### PROMPT
Reproduce the entire listing word for word.

### INPUT ROWS
# # #

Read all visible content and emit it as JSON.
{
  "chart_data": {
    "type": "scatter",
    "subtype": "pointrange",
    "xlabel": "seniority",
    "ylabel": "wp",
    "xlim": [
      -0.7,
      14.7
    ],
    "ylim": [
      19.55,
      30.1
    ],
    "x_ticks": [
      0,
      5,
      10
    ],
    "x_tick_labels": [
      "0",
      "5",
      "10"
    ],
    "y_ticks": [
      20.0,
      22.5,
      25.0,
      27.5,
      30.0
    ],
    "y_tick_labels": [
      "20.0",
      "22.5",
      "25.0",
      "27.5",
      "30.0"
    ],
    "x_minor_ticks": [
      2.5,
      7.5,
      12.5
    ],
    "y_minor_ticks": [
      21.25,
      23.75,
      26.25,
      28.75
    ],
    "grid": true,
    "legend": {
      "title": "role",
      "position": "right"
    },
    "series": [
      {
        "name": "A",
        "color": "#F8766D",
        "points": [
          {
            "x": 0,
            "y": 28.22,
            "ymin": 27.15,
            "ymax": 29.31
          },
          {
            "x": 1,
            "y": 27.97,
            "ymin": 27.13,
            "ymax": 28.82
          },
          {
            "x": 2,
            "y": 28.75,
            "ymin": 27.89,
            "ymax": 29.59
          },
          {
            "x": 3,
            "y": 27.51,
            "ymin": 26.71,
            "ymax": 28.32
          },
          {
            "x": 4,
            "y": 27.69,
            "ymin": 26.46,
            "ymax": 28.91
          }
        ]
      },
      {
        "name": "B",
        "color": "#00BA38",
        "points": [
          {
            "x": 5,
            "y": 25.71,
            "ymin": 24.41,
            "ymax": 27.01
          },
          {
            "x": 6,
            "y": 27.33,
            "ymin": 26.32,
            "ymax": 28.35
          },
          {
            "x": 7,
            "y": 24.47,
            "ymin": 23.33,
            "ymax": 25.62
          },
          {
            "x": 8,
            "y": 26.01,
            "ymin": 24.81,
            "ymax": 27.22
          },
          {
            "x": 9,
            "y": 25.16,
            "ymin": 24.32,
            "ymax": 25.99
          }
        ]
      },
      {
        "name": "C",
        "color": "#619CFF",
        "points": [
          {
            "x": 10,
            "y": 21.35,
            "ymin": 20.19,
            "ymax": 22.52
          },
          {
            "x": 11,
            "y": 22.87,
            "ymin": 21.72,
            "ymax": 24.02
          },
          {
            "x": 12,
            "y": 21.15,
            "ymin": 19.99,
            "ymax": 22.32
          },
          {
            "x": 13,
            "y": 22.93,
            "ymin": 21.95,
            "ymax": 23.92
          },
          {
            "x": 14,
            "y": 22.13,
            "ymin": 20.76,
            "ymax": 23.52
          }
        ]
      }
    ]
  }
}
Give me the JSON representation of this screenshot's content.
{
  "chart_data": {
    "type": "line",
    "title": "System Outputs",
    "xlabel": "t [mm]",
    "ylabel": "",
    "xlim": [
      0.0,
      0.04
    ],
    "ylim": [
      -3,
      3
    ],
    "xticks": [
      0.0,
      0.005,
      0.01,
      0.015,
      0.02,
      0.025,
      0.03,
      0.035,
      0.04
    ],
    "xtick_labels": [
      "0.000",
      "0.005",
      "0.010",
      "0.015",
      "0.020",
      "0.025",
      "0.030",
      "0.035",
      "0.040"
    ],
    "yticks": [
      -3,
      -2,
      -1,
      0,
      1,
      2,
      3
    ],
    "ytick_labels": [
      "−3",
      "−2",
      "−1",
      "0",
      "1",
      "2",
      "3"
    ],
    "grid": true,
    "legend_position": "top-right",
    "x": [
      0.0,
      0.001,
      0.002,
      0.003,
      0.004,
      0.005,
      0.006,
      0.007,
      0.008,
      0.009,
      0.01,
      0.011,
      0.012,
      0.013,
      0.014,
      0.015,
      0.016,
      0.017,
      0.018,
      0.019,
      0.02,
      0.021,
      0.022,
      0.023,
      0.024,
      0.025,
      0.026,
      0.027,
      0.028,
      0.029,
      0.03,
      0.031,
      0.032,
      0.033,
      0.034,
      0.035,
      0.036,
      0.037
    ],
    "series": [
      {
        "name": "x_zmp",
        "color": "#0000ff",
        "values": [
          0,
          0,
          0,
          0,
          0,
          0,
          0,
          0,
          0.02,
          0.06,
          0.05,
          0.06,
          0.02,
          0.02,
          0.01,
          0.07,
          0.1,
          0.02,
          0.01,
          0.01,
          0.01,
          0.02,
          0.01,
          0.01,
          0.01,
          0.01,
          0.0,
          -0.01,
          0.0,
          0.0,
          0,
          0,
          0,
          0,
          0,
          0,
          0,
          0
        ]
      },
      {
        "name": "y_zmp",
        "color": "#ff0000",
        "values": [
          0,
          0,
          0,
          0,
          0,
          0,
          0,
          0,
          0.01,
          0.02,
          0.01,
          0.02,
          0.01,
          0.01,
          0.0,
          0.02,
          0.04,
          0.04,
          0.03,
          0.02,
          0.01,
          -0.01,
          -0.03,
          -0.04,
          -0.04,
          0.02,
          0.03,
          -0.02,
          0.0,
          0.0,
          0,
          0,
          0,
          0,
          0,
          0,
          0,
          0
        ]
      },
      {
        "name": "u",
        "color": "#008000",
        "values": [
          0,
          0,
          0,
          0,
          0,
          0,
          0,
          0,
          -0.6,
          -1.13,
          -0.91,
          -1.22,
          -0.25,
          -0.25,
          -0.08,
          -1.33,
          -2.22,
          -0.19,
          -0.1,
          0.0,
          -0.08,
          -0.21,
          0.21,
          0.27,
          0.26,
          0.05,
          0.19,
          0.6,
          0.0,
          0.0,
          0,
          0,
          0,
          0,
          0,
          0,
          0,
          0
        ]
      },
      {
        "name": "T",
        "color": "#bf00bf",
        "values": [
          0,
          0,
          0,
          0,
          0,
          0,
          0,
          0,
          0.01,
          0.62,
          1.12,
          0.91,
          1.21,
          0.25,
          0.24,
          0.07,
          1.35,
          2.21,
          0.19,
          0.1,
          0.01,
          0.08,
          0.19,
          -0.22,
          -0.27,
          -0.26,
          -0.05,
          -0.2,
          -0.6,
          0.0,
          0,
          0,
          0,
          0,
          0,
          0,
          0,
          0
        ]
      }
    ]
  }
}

# # #

### COMPLETED TASK
Read all visible content and emit it as JSON.
{
  "chart_data": {
    "type": "scatter",
    "subtype": "pointrange",
    "xlabel": "seniority",
    "ylabel": "wp",
    "xlim": [
      -0.7,
      14.7
    ],
    "ylim": [
      19.55,
      30.1
    ],
    "x_ticks": [
      0,
      5,
      10
    ],
    "x_tick_labels": [
      "0",
      "5",
      "10"
    ],
    "y_ticks": [
      20.0,
      22.5,
      25.0,
      27.5,
      30.0
    ],
    "y_tick_labels": [
      "20.0",
      "22.5",
      "25.0",
      "27.5",
      "30.0"
    ],
    "x_minor_ticks": [
      2.5,
      7.5,
      12.5
    ],
    "y_minor_ticks": [
      21.25,
      23.75,
      26.25,
      28.75
    ],
    "grid": true,
    "legend": {
      "title": "role",
      "position": "right"
    },
    "series": [
      {
        "name": "A",
        "color": "#F8766D",
        "points": [
          {
            "x": 0,
            "y": 28.22,
            "ymin": 27.15,
            "ymax": 29.31
          },
          {
            "x": 1,
            "y": 27.97,
            "ymin": 27.13,
            "ymax": 28.82
          },
          {
            "x": 2,
            "y": 28.75,
            "ymin": 27.89,
            "ymax": 29.59
          },
          {
            "x": 3,
            "y": 27.51,
            "ymin": 26.71,
            "ymax": 28.32
          },
          {
            "x": 4,
            "y": 27.69,
            "ymin": 26.46,
            "ymax": 28.91
          }
        ]
      },
      {
        "name": "B",
        "color": "#00BA38",
        "points": [
          {
            "x": 5,
            "y": 25.71,
            "ymin": 24.41,
            "ymax": 27.01
          },
          {
            "x": 6,
            "y": 27.33,
            "ymin": 26.32,
            "ymax": 28.35
          },
          {
            "x": 7,
            "y": 24.47,
            "ymin": 23.33,
            "ymax": 25.62
          },
          {
            "x": 8,
            "y": 26.01,
            "ymin": 24.81,
            "ymax": 27.22
          },
          {
            "x": 9,
            "y": 25.16,
            "ymin": 24.32,
            "ymax": 25.99
          }
        ]
      },
      {
        "name": "C",
        "color": "#619CFF",
        "points": [
          {
            "x": 10,
            "y": 21.35,
            "ymin": 20.19,
            "ymax": 22.52
          },
          {
            "x": 11,
            "y": 22.87,
            "ymin": 21.72,
            "ymax": 24.02
          },
          {
            "x": 12,
            "y": 21.15,
            "ymin": 19.99,
            "ymax": 22.32
          },
          {
            "x": 13,
            "y": 22.93,
            "ymin": 21.95,
            "ymax": 23.92
          },
          {
            "x": 14,
            "y": 22.13,
            "ymin": 20.76,
            "ymax": 23.52
          }
        ]
      }
    ]
  }
}
Give me the JSON representation of this screenshot's content.
{
  "chart_data": {
    "type": "line",
    "title": "System Outputs",
    "xlabel": "t [mm]",
    "ylabel": "",
    "xlim": [
      0.0,
      0.04
    ],
    "ylim": [
      -3,
      3
    ],
    "xticks": [
      0.0,
      0.005,
      0.01,
      0.015,
      0.02,
      0.025,
      0.03,
      0.035,
      0.04
    ],
    "xtick_labels": [
      "0.000",
      "0.005",
      "0.010",
      "0.015",
      "0.020",
      "0.025",
      "0.030",
      "0.035",
      "0.040"
    ],
    "yticks": [
      -3,
      -2,
      -1,
      0,
      1,
      2,
      3
    ],
    "ytick_labels": [
      "−3",
      "−2",
      "−1",
      "0",
      "1",
      "2",
      "3"
    ],
    "grid": true,
    "legend_position": "top-right",
    "x": [
      0.0,
      0.001,
      0.002,
      0.003,
      0.004,
      0.005,
      0.006,
      0.007,
      0.008,
      0.009,
      0.01,
      0.011,
      0.012,
      0.013,
      0.014,
      0.015,
      0.016,
      0.017,
      0.018,
      0.019,
      0.02,
      0.021,
      0.022,
      0.023,
      0.024,
      0.025,
      0.026,
      0.027,
      0.028,
      0.029,
      0.03,
      0.031,
      0.032,
      0.033,
      0.034,
      0.035,
      0.036,
      0.037
    ],
    "series": [
      {
        "name": "x_zmp",
        "color": "#0000ff",
        "values": [
          0,
          0,
          0,
          0,
          0,
          0,
          0,
          0,
          0.02,
          0.06,
          0.05,
          0.06,
          0.02,
          0.02,
          0.01,
          0.07,
          0.1,
          0.02,
          0.01,
          0.01,
          0.01,
          0.02,
          0.01,
          0.01,
          0.01,
          0.01,
          0.0,
          -0.01,
          0.0,
          0.0,
          0,
          0,
          0,
          0,
          0,
          0,
          0,
          0
        ]
      },
      {
        "name": "y_zmp",
        "color": "#ff0000",
        "values": [
          0,
          0,
          0,
          0,
          0,
          0,
          0,
          0,
          0.01,
          0.02,
          0.01,
          0.02,
          0.01,
          0.01,
          0.0,
          0.02,
          0.04,
          0.04,
          0.03,
          0.02,
          0.01,
          -0.01,
          -0.03,
          -0.04,
          -0.04,
          0.02,
          0.03,
          -0.02,
          0.0,
          0.0,
          0,
          0,
          0,
          0,
          0,
          0,
          0,
          0
        ]
      },
      {
        "name": "u",
        "color": "#008000",
        "values": [
          0,
          0,
          0,
          0,
          0,
          0,
          0,
          0,
          -0.6,
          -1.13,
          -0.91,
          -1.22,
          -0.25,
          -0.25,
          -0.08,
          -1.33,
          -2.22,
          -0.19,
          -0.1,
          0.0,
          -0.08,
          -0.21,
          0.21,
          0.27,
          0.26,
          0.05,
          0.19,
          0.6,
          0.0,
          0.0,
          0,
          0,
          0,
          0,
          0,
          0,
          0,
          0
        ]
      },
      {
        "name": "T",
        "color": "#bf00bf",
        "values": [
          0,
          0,
          0,
          0,
          0,
          0,
          0,
          0,
          0.01,
          0.62,
          1.12,
          0.91,
          1.21,
          0.25,
          0.24,
          0.07,
          1.35,
          2.21,
          0.19,
          0.1,
          0.01,
          0.08,
          0.19,
          -0.22,
          -0.27,
          -0.26,
          -0.05,
          -0.2,
          -0.6,
          0.0,
          0,
          0,
          0,
          0,
          0,
          0,
          0,
          0
        ]
      }
    ]
  }
}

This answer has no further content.